━━━ Records provided ━━━
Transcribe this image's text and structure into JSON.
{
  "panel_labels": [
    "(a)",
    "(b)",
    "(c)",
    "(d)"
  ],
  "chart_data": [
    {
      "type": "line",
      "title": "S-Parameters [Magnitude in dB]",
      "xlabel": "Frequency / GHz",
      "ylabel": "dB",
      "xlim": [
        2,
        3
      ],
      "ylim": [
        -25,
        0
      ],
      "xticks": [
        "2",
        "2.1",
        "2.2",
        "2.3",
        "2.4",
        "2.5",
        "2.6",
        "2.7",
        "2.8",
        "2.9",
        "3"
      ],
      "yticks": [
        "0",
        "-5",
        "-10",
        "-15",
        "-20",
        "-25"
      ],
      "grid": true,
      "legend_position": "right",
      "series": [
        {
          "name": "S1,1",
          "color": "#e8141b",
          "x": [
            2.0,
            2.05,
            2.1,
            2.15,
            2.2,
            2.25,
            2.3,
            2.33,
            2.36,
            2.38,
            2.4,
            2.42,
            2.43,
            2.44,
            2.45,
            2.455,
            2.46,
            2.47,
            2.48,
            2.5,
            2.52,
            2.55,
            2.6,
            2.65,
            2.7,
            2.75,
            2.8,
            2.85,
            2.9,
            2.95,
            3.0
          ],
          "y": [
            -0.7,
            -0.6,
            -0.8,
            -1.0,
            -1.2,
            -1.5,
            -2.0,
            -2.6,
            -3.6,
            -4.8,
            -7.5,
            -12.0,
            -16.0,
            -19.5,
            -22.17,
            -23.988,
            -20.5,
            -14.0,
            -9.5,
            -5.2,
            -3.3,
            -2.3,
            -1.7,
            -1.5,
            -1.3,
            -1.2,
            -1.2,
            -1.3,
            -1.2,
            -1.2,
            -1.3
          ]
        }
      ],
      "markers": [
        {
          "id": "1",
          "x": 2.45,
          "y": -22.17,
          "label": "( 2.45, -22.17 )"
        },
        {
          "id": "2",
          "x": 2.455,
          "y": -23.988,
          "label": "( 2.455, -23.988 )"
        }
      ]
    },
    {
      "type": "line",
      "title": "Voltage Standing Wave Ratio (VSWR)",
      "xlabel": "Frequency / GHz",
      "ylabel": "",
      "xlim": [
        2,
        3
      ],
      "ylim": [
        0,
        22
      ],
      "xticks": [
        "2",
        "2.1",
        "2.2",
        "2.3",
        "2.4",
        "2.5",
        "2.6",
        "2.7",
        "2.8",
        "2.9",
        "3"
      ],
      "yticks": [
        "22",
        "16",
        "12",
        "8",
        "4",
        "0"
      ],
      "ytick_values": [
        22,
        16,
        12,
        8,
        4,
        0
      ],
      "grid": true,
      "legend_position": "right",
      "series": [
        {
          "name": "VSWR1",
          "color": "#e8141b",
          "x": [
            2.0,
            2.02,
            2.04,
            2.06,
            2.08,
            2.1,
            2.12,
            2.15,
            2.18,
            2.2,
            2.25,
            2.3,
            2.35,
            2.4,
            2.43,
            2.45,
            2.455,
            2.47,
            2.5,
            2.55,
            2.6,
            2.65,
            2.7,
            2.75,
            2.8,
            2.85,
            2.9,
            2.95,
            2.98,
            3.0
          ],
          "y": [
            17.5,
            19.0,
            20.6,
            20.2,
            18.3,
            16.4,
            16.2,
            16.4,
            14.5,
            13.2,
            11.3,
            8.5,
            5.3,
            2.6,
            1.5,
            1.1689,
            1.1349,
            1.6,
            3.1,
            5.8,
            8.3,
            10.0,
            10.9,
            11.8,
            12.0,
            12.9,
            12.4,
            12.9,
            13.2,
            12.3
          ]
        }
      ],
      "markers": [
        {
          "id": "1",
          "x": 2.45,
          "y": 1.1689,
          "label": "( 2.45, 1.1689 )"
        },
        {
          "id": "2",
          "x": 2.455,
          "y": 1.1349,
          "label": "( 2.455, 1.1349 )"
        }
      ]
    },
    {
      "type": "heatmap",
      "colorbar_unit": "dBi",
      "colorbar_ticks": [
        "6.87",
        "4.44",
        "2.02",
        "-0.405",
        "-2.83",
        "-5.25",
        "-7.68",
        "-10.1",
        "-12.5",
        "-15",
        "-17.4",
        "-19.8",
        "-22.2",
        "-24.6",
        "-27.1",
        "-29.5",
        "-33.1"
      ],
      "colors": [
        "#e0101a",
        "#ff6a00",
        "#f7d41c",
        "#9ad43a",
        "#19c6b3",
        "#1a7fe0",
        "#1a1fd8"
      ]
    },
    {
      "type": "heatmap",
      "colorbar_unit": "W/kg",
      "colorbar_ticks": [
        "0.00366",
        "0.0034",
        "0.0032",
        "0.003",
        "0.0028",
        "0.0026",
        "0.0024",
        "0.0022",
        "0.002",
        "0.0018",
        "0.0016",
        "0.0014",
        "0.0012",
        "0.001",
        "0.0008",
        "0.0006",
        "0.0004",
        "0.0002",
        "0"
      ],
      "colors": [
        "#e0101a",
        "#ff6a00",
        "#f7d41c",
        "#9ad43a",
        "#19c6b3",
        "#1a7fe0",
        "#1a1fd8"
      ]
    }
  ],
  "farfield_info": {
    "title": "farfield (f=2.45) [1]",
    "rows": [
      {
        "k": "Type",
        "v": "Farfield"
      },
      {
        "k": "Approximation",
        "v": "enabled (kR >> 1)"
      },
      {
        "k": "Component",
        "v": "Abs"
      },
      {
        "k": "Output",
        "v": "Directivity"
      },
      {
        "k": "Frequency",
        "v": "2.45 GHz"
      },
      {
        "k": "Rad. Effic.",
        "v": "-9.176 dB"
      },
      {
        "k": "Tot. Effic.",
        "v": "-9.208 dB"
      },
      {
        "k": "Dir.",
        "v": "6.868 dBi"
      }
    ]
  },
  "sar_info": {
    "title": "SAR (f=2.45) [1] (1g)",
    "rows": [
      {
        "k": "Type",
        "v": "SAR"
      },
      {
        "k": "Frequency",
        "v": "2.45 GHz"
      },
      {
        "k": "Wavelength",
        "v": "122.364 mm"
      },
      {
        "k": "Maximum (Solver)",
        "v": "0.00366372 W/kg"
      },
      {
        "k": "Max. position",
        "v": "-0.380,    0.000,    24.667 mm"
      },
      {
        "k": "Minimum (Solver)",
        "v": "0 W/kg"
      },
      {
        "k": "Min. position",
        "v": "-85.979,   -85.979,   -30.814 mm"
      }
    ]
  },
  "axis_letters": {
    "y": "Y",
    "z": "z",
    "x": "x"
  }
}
━━━
Short task »
Above are the records; copy all of them exactly.

Answer to this problem »
Transcribe this image's text and structure into JSON.
{
  "panel_labels": [
    "(a)",
    "(b)",
    "(c)",
    "(d)"
  ],
  "chart_data": [
    {
      "type": "line",
      "title": "S-Parameters [Magnitude in dB]",
      "xlabel": "Frequency / GHz",
      "ylabel": "dB",
      "xlim": [
        2,
        3
      ],
      "ylim": [
        -25,
        0
      ],
      "xticks": [
        "2",
        "2.1",
        "2.2",
        "2.3",
        "2.4",
        "2.5",
        "2.6",
        "2.7",
        "2.8",
        "2.9",
        "3"
      ],
      "yticks": [
        "0",
        "-5",
        "-10",
        "-15",
        "-20",
        "-25"
      ],
      "grid": true,
      "legend_position": "right",
      "series": [
        {
          "name": "S1,1",
          "color": "#e8141b",
          "x": [
            2.0,
            2.05,
            2.1,
            2.15,
            2.2,
            2.25,
            2.3,
            2.33,
            2.36,
            2.38,
            2.4,
            2.42,
            2.43,
            2.44,
            2.45,
            2.455,
            2.46,
            2.47,
            2.48,
            2.5,
            2.52,
            2.55,
            2.6,
            2.65,
            2.7,
            2.75,
            2.8,
            2.85,
            2.9,
            2.95,
            3.0
          ],
          "y": [
            -0.7,
            -0.6,
            -0.8,
            -1.0,
            -1.2,
            -1.5,
            -2.0,
            -2.6,
            -3.6,
            -4.8,
            -7.5,
            -12.0,
            -16.0,
            -19.5,
            -22.17,
            -23.988,
            -20.5,
            -14.0,
            -9.5,
            -5.2,
            -3.3,
            -2.3,
            -1.7,
            -1.5,
            -1.3,
            -1.2,
            -1.2,
            -1.3,
            -1.2,
            -1.2,
            -1.3
          ]
        }
      ],
      "markers": [
        {
          "id": "1",
          "x": 2.45,
          "y": -22.17,
          "label": "( 2.45, -22.17 )"
        },
        {
          "id": "2",
          "x": 2.455,
          "y": -23.988,
          "label": "( 2.455, -23.988 )"
        }
      ]
    },
    {
      "type": "line",
      "title": "Voltage Standing Wave Ratio (VSWR)",
      "xlabel": "Frequency / GHz",
      "ylabel": "",
      "xlim": [
        2,
        3
      ],
      "ylim": [
        0,
        22
      ],
      "xticks": [
        "2",
        "2.1",
        "2.2",
        "2.3",
        "2.4",
        "2.5",
        "2.6",
        "2.7",
        "2.8",
        "2.9",
        "3"
      ],
      "yticks": [
        "22",
        "16",
        "12",
        "8",
        "4",
        "0"
      ],
      "ytick_values": [
        22,
        16,
        12,
        8,
        4,
        0
      ],
      "grid": true,
      "legend_position": "right",
      "series": [
        {
          "name": "VSWR1",
          "color": "#e8141b",
          "x": [
            2.0,
            2.02,
            2.04,
            2.06,
            2.08,
            2.1,
            2.12,
            2.15,
            2.18,
            2.2,
            2.25,
            2.3,
            2.35,
            2.4,
            2.43,
            2.45,
            2.455,
            2.47,
            2.5,
            2.55,
            2.6,
            2.65,
            2.7,
            2.75,
            2.8,
            2.85,
            2.9,
            2.95,
            2.98,
            3.0
          ],
          "y": [
            17.5,
            19.0,
            20.6,
            20.2,
            18.3,
            16.4,
            16.2,
            16.4,
            14.5,
            13.2,
            11.3,
            8.5,
            5.3,
            2.6,
            1.5,
            1.1689,
            1.1349,
            1.6,
            3.1,
            5.8,
            8.3,
            10.0,
            10.9,
            11.8,
            12.0,
            12.9,
            12.4,
            12.9,
            13.2,
            12.3
          ]
        }
      ],
      "markers": [
        {
          "id": "1",
          "x": 2.45,
          "y": 1.1689,
          "label": "( 2.45, 1.1689 )"
        },
        {
          "id": "2",
          "x": 2.455,
          "y": 1.1349,
          "label": "( 2.455, 1.1349 )"
        }
      ]
    },
    {
      "type": "heatmap",
      "colorbar_unit": "dBi",
      "colorbar_ticks": [
        "6.87",
        "4.44",
        "2.02",
        "-0.405",
        "-2.83",
        "-5.25",
        "-7.68",
        "-10.1",
        "-12.5",
        "-15",
        "-17.4",
        "-19.8",
        "-22.2",
        "-24.6",
        "-27.1",
        "-29.5",
        "-33.1"
      ],
      "colors": [
        "#e0101a",
        "#ff6a00",
        "#f7d41c",
        "#9ad43a",
        "#19c6b3",
        "#1a7fe0",
        "#1a1fd8"
      ]
    },
    {
      "type": "heatmap",
      "colorbar_unit": "W/kg",
      "colorbar_ticks": [
        "0.00366",
        "0.0034",
        "0.0032",
        "0.003",
        "0.0028",
        "0.0026",
        "0.0024",
        "0.0022",
        "0.002",
        "0.0018",
        "0.0016",
        "0.0014",
        "0.0012",
        "0.001",
        "0.0008",
        "0.0006",
        "0.0004",
        "0.0002",
        "0"
      ],
      "colors": [
        "#e0101a",
        "#ff6a00",
        "#f7d41c",
        "#9ad43a",
        "#19c6b3",
        "#1a7fe0",
        "#1a1fd8"
      ]
    }
  ],
  "farfield_info": {
    "title": "farfield (f=2.45) [1]",
    "rows": [
      {
        "k": "Type",
        "v": "Farfield"
      },
      {
        "k": "Approximation",
        "v": "enabled (kR >> 1)"
      },
      {
        "k": "Component",
        "v": "Abs"
      },
      {
        "k": "Output",
        "v": "Directivity"
      },
      {
        "k": "Frequency",
        "v": "2.45 GHz"
      },
      {
        "k": "Rad. Effic.",
        "v": "-9.176 dB"
      },
      {
        "k": "Tot. Effic.",
        "v": "-9.208 dB"
      },
      {
        "k": "Dir.",
        "v": "6.868 dBi"
      }
    ]
  },
  "sar_info": {
    "title": "SAR (f=2.45) [1] (1g)",
    "rows": [
      {
        "k": "Type",
        "v": "SAR"
      },
      {
        "k": "Frequency",
        "v": "2.45 GHz"
      },
      {
        "k": "Wavelength",
        "v": "122.364 mm"
      },
      {
        "k": "Maximum (Solver)",
        "v": "0.00366372 W/kg"
      },
      {
        "k": "Max. position",
        "v": "-0.380,    0.000,    24.667 mm"
      },
      {
        "k": "Minimum (Solver)",
        "v": "0 W/kg"
      },
      {
        "k": "Min. position",
        "v": "-85.979,   -85.979,   -30.814 mm"
      }
    ]
  },
  "axis_letters": {
    "y": "Y",
    "z": "z",
    "x": "x"
  }
}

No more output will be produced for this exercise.